With the images excluded, set down every line of the listing below exactly.
----- SUPPLIED RECORDS -----
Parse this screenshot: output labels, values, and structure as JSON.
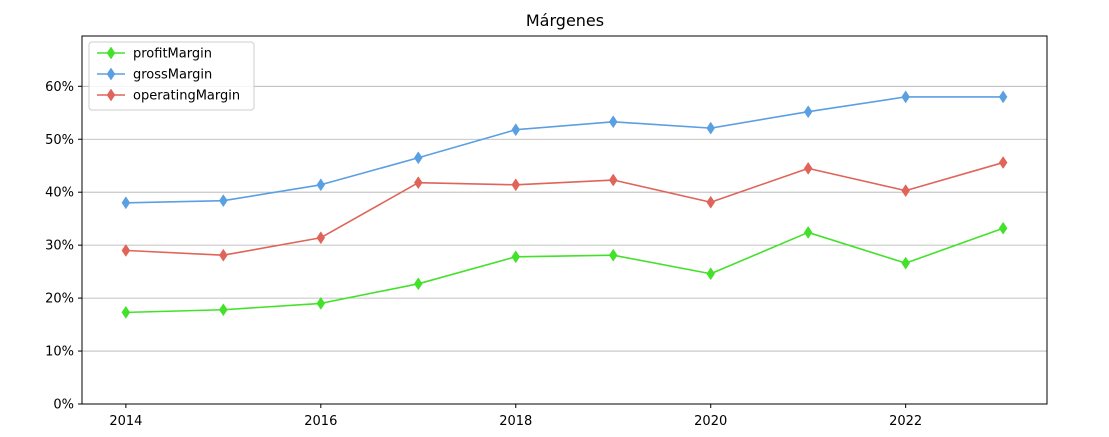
{
  "chart_data": {
    "type": "line",
    "title": "Márgenes",
    "xlabel": "",
    "ylabel": "",
    "x": [
      2014,
      2015,
      2016,
      2017,
      2018,
      2019,
      2020,
      2021,
      2022,
      2023
    ],
    "x_ticks": [
      2014,
      2016,
      2018,
      2020,
      2022
    ],
    "x_tick_labels": [
      "2014",
      "2016",
      "2018",
      "2020",
      "2022"
    ],
    "xlim": [
      2013.55,
      2023.45
    ],
    "y_ticks": [
      0,
      10,
      20,
      30,
      40,
      50,
      60
    ],
    "y_tick_labels": [
      "0%",
      "10%",
      "20%",
      "30%",
      "40%",
      "50%",
      "60%"
    ],
    "ylim": [
      0,
      69.5
    ],
    "grid": "horizontal",
    "legend_position": "top-left",
    "series": [
      {
        "name": "profitMargin",
        "color": "#44e12b",
        "marker": "diamond",
        "values": [
          17.3,
          17.8,
          19.0,
          22.7,
          27.8,
          28.1,
          24.6,
          32.4,
          26.6,
          33.2
        ]
      },
      {
        "name": "grossMargin",
        "color": "#5b9fe3",
        "marker": "diamond",
        "values": [
          38.0,
          38.4,
          41.4,
          46.5,
          51.8,
          53.3,
          52.1,
          55.2,
          58.0,
          58.0
        ]
      },
      {
        "name": "operatingMargin",
        "color": "#e06459",
        "marker": "diamond",
        "values": [
          29.0,
          28.1,
          31.4,
          41.8,
          41.4,
          42.3,
          38.1,
          44.5,
          40.3,
          45.6
        ]
      }
    ]
  }
}
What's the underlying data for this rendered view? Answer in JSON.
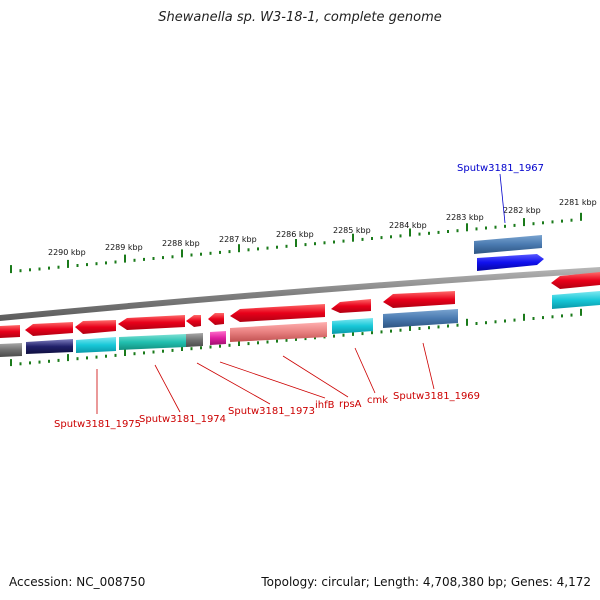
{
  "title": "Shewanella sp. W3-18-1, complete genome",
  "scale_labels": [
    "2290 kbp",
    "2289 kbp",
    "2288 kbp",
    "2287 kbp",
    "2286 kbp",
    "2285 kbp",
    "2284 kbp",
    "2283 kbp",
    "2282 kbp",
    "2281 kbp"
  ],
  "gene_labels": [
    {
      "text": "Sputw3181_1967",
      "color": "#0000cc"
    },
    {
      "text": "Sputw3181_1975",
      "color": "#cc0000"
    },
    {
      "text": "Sputw3181_1974",
      "color": "#cc0000"
    },
    {
      "text": "Sputw3181_1973",
      "color": "#cc0000"
    },
    {
      "text": "ihfB",
      "color": "#cc0000"
    },
    {
      "text": "rpsA",
      "color": "#cc0000"
    },
    {
      "text": "cmk",
      "color": "#cc0000"
    },
    {
      "text": "Sputw3181_1969",
      "color": "#cc0000"
    }
  ],
  "colors": {
    "backbone": "#808080",
    "tick": "#1a7a1a",
    "cds_red": "#e8001a",
    "cds_blue": "#1010ee",
    "steelblue": "#4a7ab0",
    "cyan": "#18c8d8",
    "teal": "#22c0b0",
    "gray": "#707070",
    "magenta": "#e020a0",
    "pink": "#e88080",
    "navy": "#20206a"
  },
  "footer": {
    "accession": "Accession: NC_008750",
    "stats": "Topology: circular; Length: 4,708,380 bp; Genes: 4,172"
  }
}
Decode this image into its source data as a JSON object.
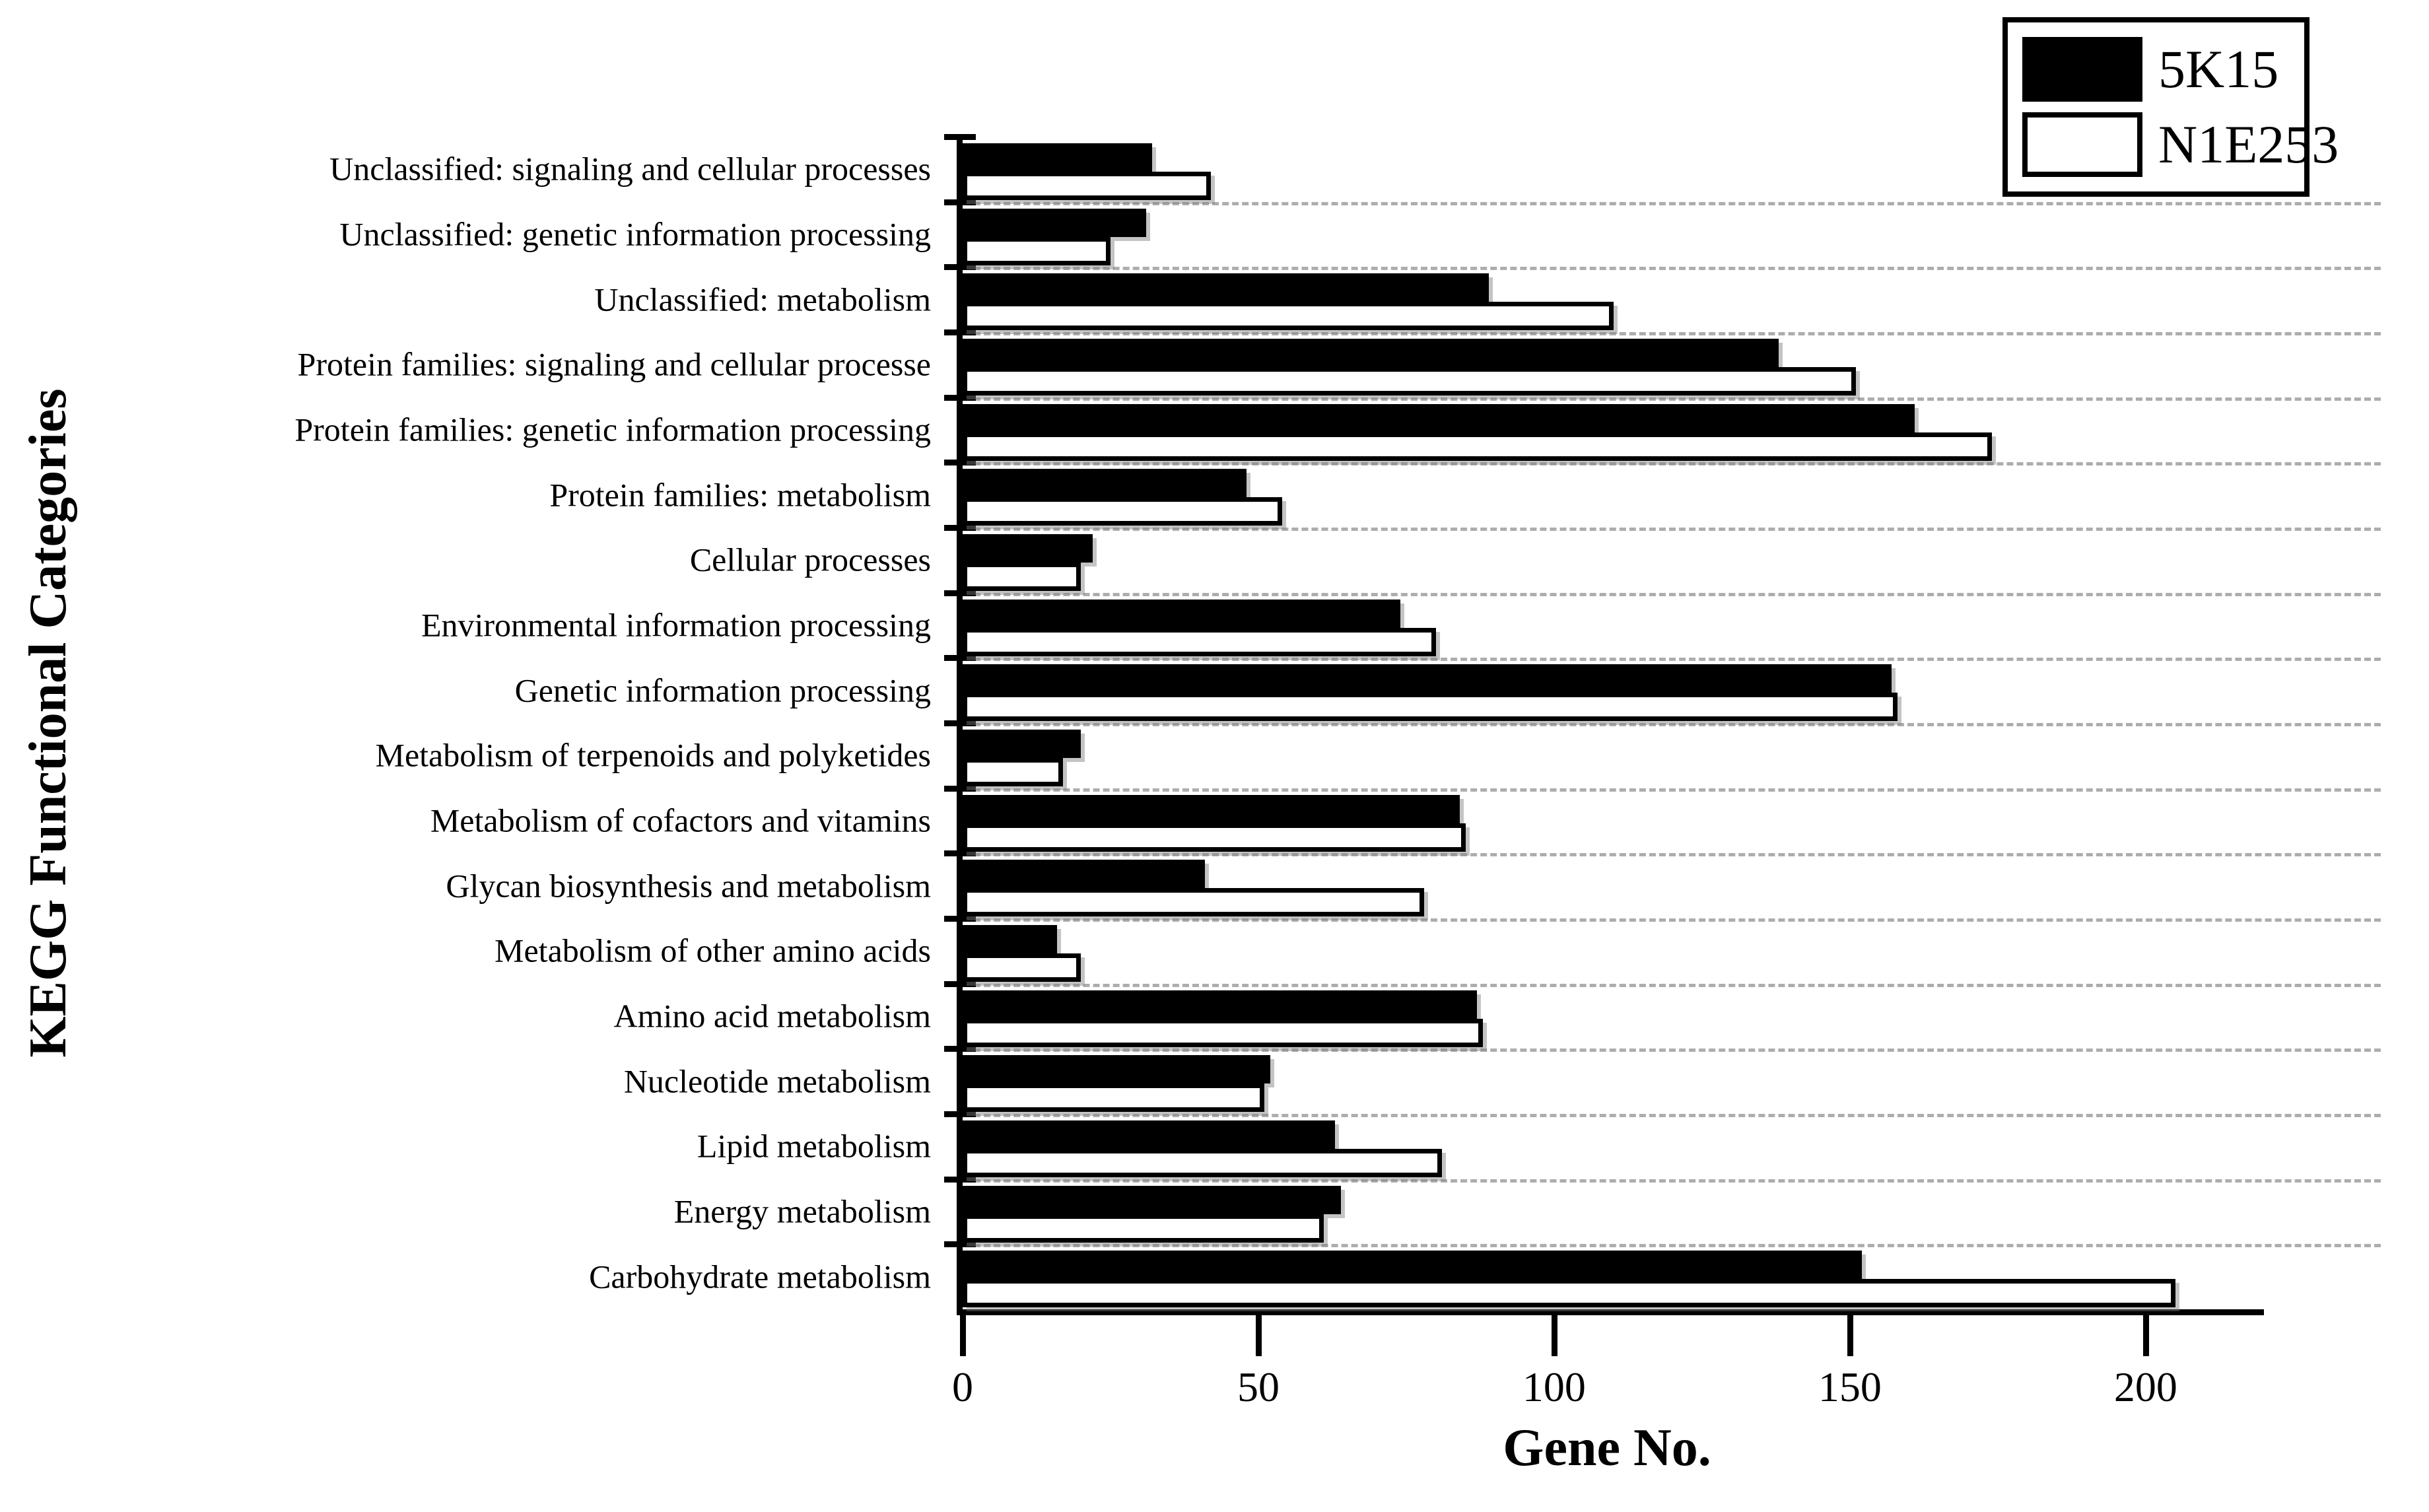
{
  "colors": {
    "bar_filled": "#000000",
    "bar_open_fill": "#ffffff",
    "bar_border": "#000000",
    "gridline": "#adadad",
    "axis": "#000000",
    "background": "#ffffff"
  },
  "chart_data": {
    "type": "bar",
    "orientation": "horizontal",
    "title": "",
    "xlabel": "Gene No.",
    "ylabel": "KEGG Functional Categories",
    "xlim": [
      0,
      220
    ],
    "x_ticks": [
      0,
      50,
      100,
      150,
      200
    ],
    "grid": "dashed gray horizontal separator lines between category groups",
    "legend_position": "top-right",
    "category_order": "top to bottom as displayed",
    "categories": [
      "Unclassified: signaling and cellular processes",
      "Unclassified: genetic information processing",
      "Unclassified: metabolism",
      "Protein families: signaling and cellular processe",
      "Protein families: genetic information processing",
      "Protein families: metabolism",
      "Cellular processes",
      "Environmental information processing",
      "Genetic information processing",
      "Metabolism of terpenoids and polyketides",
      "Metabolism of cofactors and vitamins",
      "Glycan biosynthesis and metabolism",
      "Metabolism of other amino acids",
      "Amino acid metabolism",
      "Nucleotide metabolism",
      "Lipid metabolism",
      "Energy metabolism",
      "Carbohydrate metabolism"
    ],
    "series": [
      {
        "name": "5K15",
        "fill": "#000000",
        "values": [
          32,
          31,
          89,
          138,
          161,
          48,
          22,
          74,
          157,
          20,
          84,
          41,
          16,
          87,
          52,
          63,
          64,
          152
        ]
      },
      {
        "name": "N1E253",
        "fill": "#ffffff",
        "values": [
          42,
          25,
          110,
          151,
          174,
          54,
          20,
          80,
          158,
          17,
          85,
          78,
          20,
          88,
          51,
          81,
          61,
          205
        ]
      }
    ]
  }
}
-----
▶ SOLVED EXERCISE
Parse this screenshot: output labels, values, and structure as JSON.
{
  "chart_data": {
    "type": "line",
    "title": "Márgenes",
    "xlabel": "",
    "ylabel": "",
    "x": [
      2014,
      2015,
      2016,
      2017,
      2018,
      2019,
      2020,
      2021,
      2022,
      2023
    ],
    "x_ticks": [
      2014,
      2016,
      2018,
      2020,
      2022
    ],
    "x_tick_labels": [
      "2014",
      "2016",
      "2018",
      "2020",
      "2022"
    ],
    "xlim": [
      2013.55,
      2023.45
    ],
    "y_ticks": [
      0,
      10,
      20,
      30,
      40,
      50,
      60
    ],
    "y_tick_labels": [
      "0%",
      "10%",
      "20%",
      "30%",
      "40%",
      "50%",
      "60%"
    ],
    "ylim": [
      0,
      69.5
    ],
    "grid": "horizontal",
    "legend_position": "top-left",
    "series": [
      {
        "name": "profitMargin",
        "color": "#44e12b",
        "marker": "diamond",
        "values": [
          17.3,
          17.8,
          19.0,
          22.7,
          27.8,
          28.1,
          24.6,
          32.4,
          26.6,
          33.2
        ]
      },
      {
        "name": "grossMargin",
        "color": "#5b9fe3",
        "marker": "diamond",
        "values": [
          38.0,
          38.4,
          41.4,
          46.5,
          51.8,
          53.3,
          52.1,
          55.2,
          58.0,
          58.0
        ]
      },
      {
        "name": "operatingMargin",
        "color": "#e06459",
        "marker": "diamond",
        "values": [
          29.0,
          28.1,
          31.4,
          41.8,
          41.4,
          42.3,
          38.1,
          44.5,
          40.3,
          45.6
        ]
      }
    ]
  }
}
What's the underlying data for this rendered view? Answer in JSON.
{
  "title": "Shewanella sp. W3-18-1, complete genome",
  "scale_labels": [
    "2290 kbp",
    "2289 kbp",
    "2288 kbp",
    "2287 kbp",
    "2286 kbp",
    "2285 kbp",
    "2284 kbp",
    "2283 kbp",
    "2282 kbp",
    "2281 kbp"
  ],
  "gene_labels": [
    {
      "text": "Sputw3181_1967",
      "color": "#0000cc"
    },
    {
      "text": "Sputw3181_1975",
      "color": "#cc0000"
    },
    {
      "text": "Sputw3181_1974",
      "color": "#cc0000"
    },
    {
      "text": "Sputw3181_1973",
      "color": "#cc0000"
    },
    {
      "text": "ihfB",
      "color": "#cc0000"
    },
    {
      "text": "rpsA",
      "color": "#cc0000"
    },
    {
      "text": "cmk",
      "color": "#cc0000"
    },
    {
      "text": "Sputw3181_1969",
      "color": "#cc0000"
    }
  ],
  "colors": {
    "backbone": "#808080",
    "tick": "#1a7a1a",
    "cds_red": "#e8001a",
    "cds_blue": "#1010ee",
    "steelblue": "#4a7ab0",
    "cyan": "#18c8d8",
    "teal": "#22c0b0",
    "gray": "#707070",
    "magenta": "#e020a0",
    "pink": "#e88080",
    "navy": "#20206a"
  },
  "footer": {
    "accession": "Accession: NC_008750",
    "stats": "Topology: circular; Length: 4,708,380 bp; Genes: 4,172"
  }
}
Decode this image into its source data as a JSON object.
{
  "colors": {
    "bar_filled": "#000000",
    "bar_open_fill": "#ffffff",
    "bar_border": "#000000",
    "gridline": "#adadad",
    "axis": "#000000",
    "background": "#ffffff"
  },
  "chart_data": {
    "type": "bar",
    "orientation": "horizontal",
    "title": "",
    "xlabel": "Gene No.",
    "ylabel": "KEGG Functional Categories",
    "xlim": [
      0,
      220
    ],
    "x_ticks": [
      0,
      50,
      100,
      150,
      200
    ],
    "grid": "dashed gray horizontal separator lines between category groups",
    "legend_position": "top-right",
    "category_order": "top to bottom as displayed",
    "categories": [
      "Unclassified: signaling and cellular processes",
      "Unclassified: genetic information processing",
      "Unclassified: metabolism",
      "Protein families: signaling and cellular processe",
      "Protein families: genetic information processing",
      "Protein families: metabolism",
      "Cellular processes",
      "Environmental information processing",
      "Genetic information processing",
      "Metabolism of terpenoids and polyketides",
      "Metabolism of cofactors and vitamins",
      "Glycan biosynthesis and metabolism",
      "Metabolism of other amino acids",
      "Amino acid metabolism",
      "Nucleotide metabolism",
      "Lipid metabolism",
      "Energy metabolism",
      "Carbohydrate metabolism"
    ],
    "series": [
      {
        "name": "5K15",
        "fill": "#000000",
        "values": [
          32,
          31,
          89,
          138,
          161,
          48,
          22,
          74,
          157,
          20,
          84,
          41,
          16,
          87,
          52,
          63,
          64,
          152
        ]
      },
      {
        "name": "N1E253",
        "fill": "#ffffff",
        "values": [
          42,
          25,
          110,
          151,
          174,
          54,
          20,
          80,
          158,
          17,
          85,
          78,
          20,
          88,
          51,
          81,
          61,
          205
        ]
      }
    ]
  }
}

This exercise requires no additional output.